>> begin Input

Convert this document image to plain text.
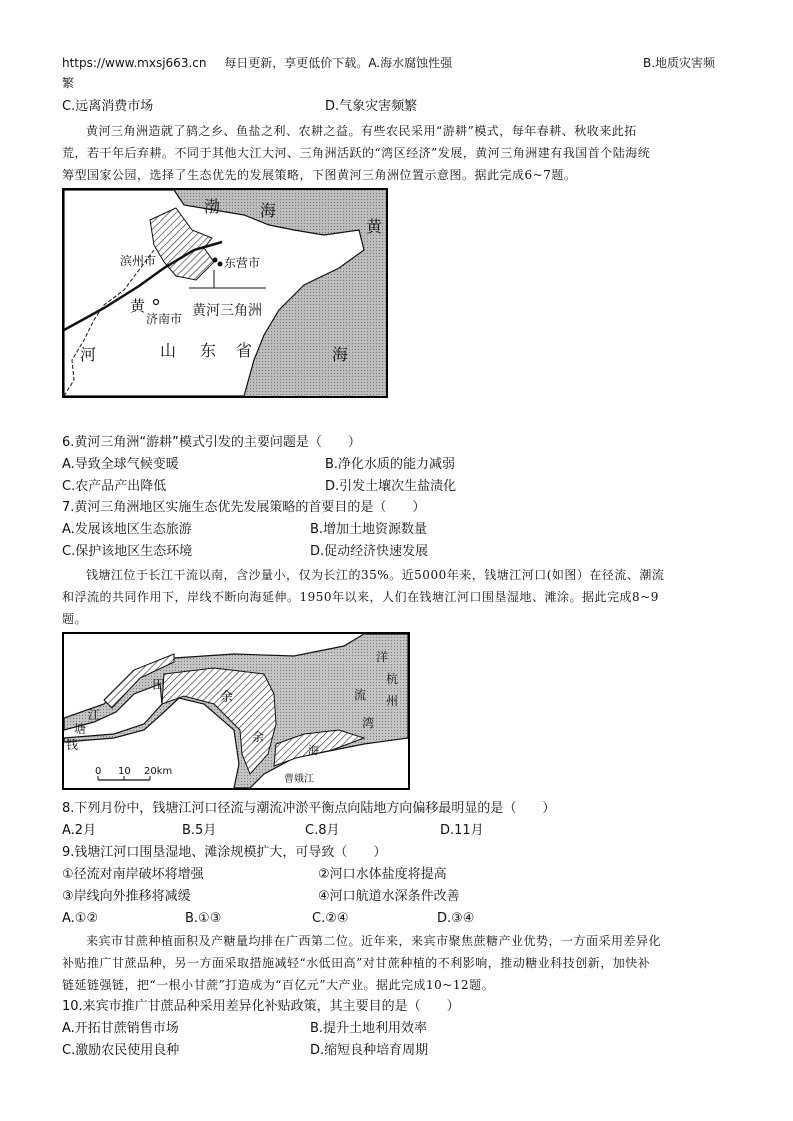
https://www.mxsj663.cn 每日更新，享更低价下载。A.海水腐蚀性强	B.地质灾害频
繁
C.远离消费市场	D.气象灾害频繁
黄河三角洲造就了鸫之乡、鱼盐之利、农耕之益。有些农民采用“游耕”模式，每年春耕、秋收来此拓
荒，若干年后弃耕。不同于其他大江大河、三角洲活跃的“湾区经济”发展，黄河三角洲建有我国首个陆海统
筹型国家公园，选择了生态优先的发展策略，下图黄河三角洲位置示意图。据此完成6~7题。
渤 海
黄
海
滨州市	东营市
黄
济南市 黄河三角洲
河	山 东 省
6.黄河三角洲“游耕”模式引发的主要问题是（　　）
A.导致全球气候变暖	B.净化水质的能力减弱
C.农产品产出降低	D.引发土壤次生盐渍化
7.黄河三角洲地区实施生态优先发展策略的首要目的是（　　）
A.发展该地区生态旅游	B.增加土地资源数量
C.保护该地区生态环境	D.促动经济快速发展
钱塘江位于长江干流以南，含沙量小，仅为长江的35%。近5000年来，钱塘江河口(如图）在径流、潮流
和浮流的共同作用下，岸线不断向海延伸。1950年以来，人们在钱塘江河口围垦湿地、滩涂。据此完成8~9
题。
田
余
江
塘
钱
余
海
洋
杭
流 州
湾
曹娥江
0 10 20km
8.下列月份中，钱塘江河口径流与潮流冲淤平衡点向陆地方向偏移最明显的是（　　）
A.2月	B.5月	C.8月	D.11月
9.钱塘江河口围垦湿地、滩涂规模扩大，可导致（　　）
①径流对南岸破坏将增强	②河口水体盐度将提高
③岸线向外推移将减缓	④河口航道水深条件改善
A.①②	B.①③	C.②④	D.③④
来宾市甘蔗种植面积及产糖量均排在广西第二位。近年来，来宾市聚焦蔗糖产业优势，一方面采用差异化
补贴推广甘蔗品种，另一方面采取措施减轻“水低田高”对甘蔗种植的不利影响，推动糖业科技创新，加快补
链延链强链，把“一根小甘蔗”打造成为“百亿元”大产业。据此完成10~12题。
10.来宾市推广甘蔗品种采用差异化补贴政策，其主要目的是（　　）
A.开拓甘蔗销售市场	B.提升土地利用效率
C.激励农民使用良种	D.缩短良种培育周期
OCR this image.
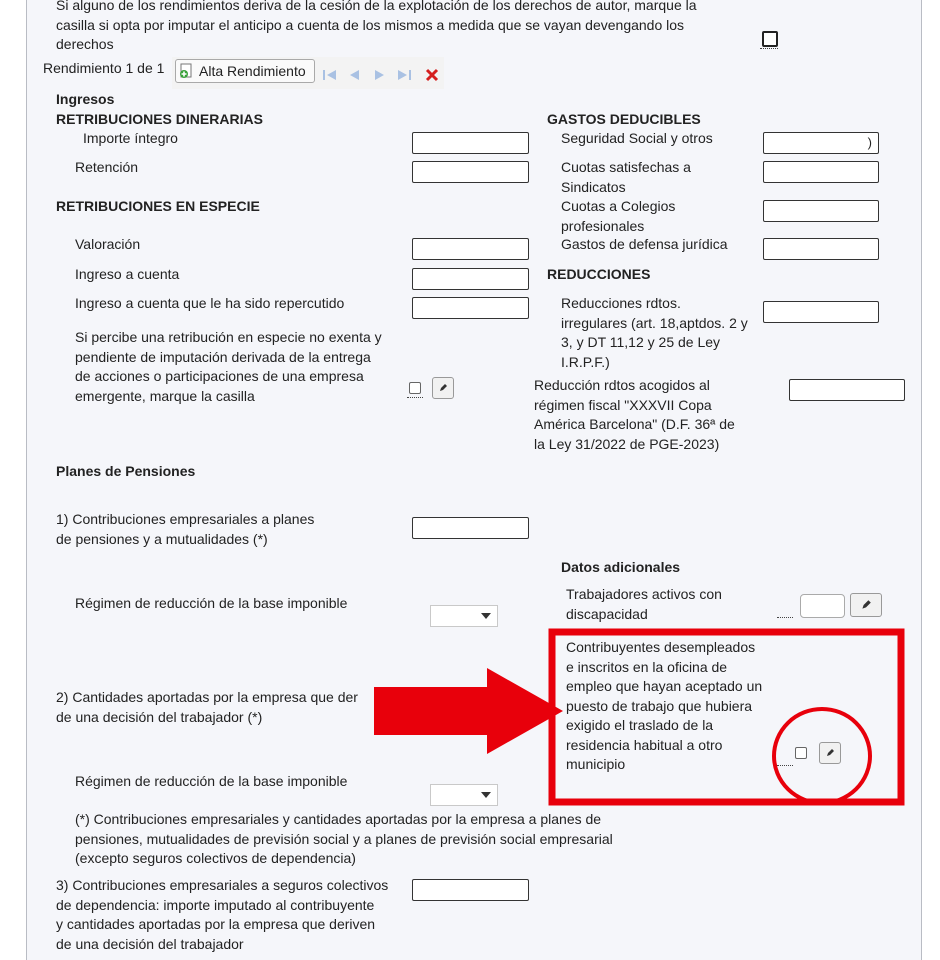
Si alguno de los rendimientos deriva de la cesión de la explotación de los derechos de autor, marque la
casilla si opta por imputar el anticipo a cuenta de los mismos a medida que se vayan devengando los
derechos
Rendimiento 1 de 1 Alta Rendimiento
Ingresos
RETRIBUCIONES DINERARIAS
Importe íntegro
Retención
RETRIBUCIONES EN ESPECIE
Valoración
Ingreso a cuenta
Ingreso a cuenta que le ha sido repercutido
Si percibe una retribución en especie no exenta y
pendiente de imputación derivada de la entrega
de acciones o participaciones de una empresa
emergente, marque la casilla
GASTOS DEDUCIBLES
Seguridad Social y otros	)
Cuotas satisfechas a
Sindicatos
Cuotas a Colegios
profesionales
Gastos de defensa jurídica
REDUCCIONES
Reducciones rdtos.
irregulares (art. 18,aptdos. 2 y
3, y DT 11,12 y 25 de Ley
I.R.P.F.)
Reducción rdtos acogidos al
régimen fiscal "XXXVII Copa
América Barcelona" (D.F. 36ª de
la Ley 31/2022 de PGE-2023)
Planes de Pensiones
1) Contribuciones empresariales a planes
de pensiones y a mutualidades (*)
Régimen de reducción de la base imponible
2) Cantidades aportadas por la empresa que der
de una decisión del trabajador (*)
Régimen de reducción de la base imponible
(*) Contribuciones empresariales y cantidades aportadas por la empresa a planes de
pensiones, mutualidades de previsión social y a planes de previsión social empresarial
(excepto seguros colectivos de dependencia)
3) Contribuciones empresariales a seguros colectivos
de dependencia: importe imputado al contribuyente
y cantidades aportadas por la empresa que deriven
de una decisión del trabajador
Datos adicionales
Trabajadores activos con
discapacidad
Contribuyentes desempleados
e inscritos en la oficina de
empleo que hayan aceptado un
puesto de trabajo que hubiera
exigido el traslado de la
residencia habitual a otro
municipio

>> end Input

Identify each line in the records above that contains the word "seguros", and copy it out in full.

▶ Reply
(excepto seguros colectivos de dependencia)
3) Contribuciones empresariales a seguros colectivos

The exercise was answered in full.